== Supplied entries

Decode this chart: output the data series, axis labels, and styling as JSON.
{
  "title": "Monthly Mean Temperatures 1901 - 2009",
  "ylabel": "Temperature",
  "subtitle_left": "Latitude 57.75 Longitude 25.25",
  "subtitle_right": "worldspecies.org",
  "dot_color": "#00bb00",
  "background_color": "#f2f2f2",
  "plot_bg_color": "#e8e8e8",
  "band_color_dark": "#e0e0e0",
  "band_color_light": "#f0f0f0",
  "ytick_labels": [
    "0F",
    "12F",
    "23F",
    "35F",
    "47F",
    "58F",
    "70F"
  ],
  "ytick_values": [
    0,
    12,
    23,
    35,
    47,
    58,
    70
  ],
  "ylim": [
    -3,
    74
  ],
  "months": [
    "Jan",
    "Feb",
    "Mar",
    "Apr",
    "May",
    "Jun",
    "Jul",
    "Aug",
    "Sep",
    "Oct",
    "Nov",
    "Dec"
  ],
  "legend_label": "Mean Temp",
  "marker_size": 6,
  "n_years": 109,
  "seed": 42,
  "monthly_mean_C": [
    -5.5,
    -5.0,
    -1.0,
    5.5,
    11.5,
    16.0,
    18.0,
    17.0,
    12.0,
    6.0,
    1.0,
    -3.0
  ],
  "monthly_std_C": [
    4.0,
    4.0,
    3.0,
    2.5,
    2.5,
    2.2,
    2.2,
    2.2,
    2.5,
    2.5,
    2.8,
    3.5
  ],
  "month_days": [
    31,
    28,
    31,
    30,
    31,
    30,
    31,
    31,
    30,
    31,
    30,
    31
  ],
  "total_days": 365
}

====

Set problem. Print every line of the records exactly. Omit nothing.

Correct result.
Decode this chart: output the data series, axis labels, and styling as JSON.
{
  "title": "Monthly Mean Temperatures 1901 - 2009",
  "ylabel": "Temperature",
  "subtitle_left": "Latitude 57.75 Longitude 25.25",
  "subtitle_right": "worldspecies.org",
  "dot_color": "#00bb00",
  "background_color": "#f2f2f2",
  "plot_bg_color": "#e8e8e8",
  "band_color_dark": "#e0e0e0",
  "band_color_light": "#f0f0f0",
  "ytick_labels": [
    "0F",
    "12F",
    "23F",
    "35F",
    "47F",
    "58F",
    "70F"
  ],
  "ytick_values": [
    0,
    12,
    23,
    35,
    47,
    58,
    70
  ],
  "ylim": [
    -3,
    74
  ],
  "months": [
    "Jan",
    "Feb",
    "Mar",
    "Apr",
    "May",
    "Jun",
    "Jul",
    "Aug",
    "Sep",
    "Oct",
    "Nov",
    "Dec"
  ],
  "legend_label": "Mean Temp",
  "marker_size": 6,
  "n_years": 109,
  "seed": 42,
  "monthly_mean_C": [
    -5.5,
    -5.0,
    -1.0,
    5.5,
    11.5,
    16.0,
    18.0,
    17.0,
    12.0,
    6.0,
    1.0,
    -3.0
  ],
  "monthly_std_C": [
    4.0,
    4.0,
    3.0,
    2.5,
    2.5,
    2.2,
    2.2,
    2.2,
    2.5,
    2.5,
    2.8,
    3.5
  ],
  "month_days": [
    31,
    28,
    31,
    30,
    31,
    30,
    31,
    31,
    30,
    31,
    30,
    31
  ],
  "total_days": 365
}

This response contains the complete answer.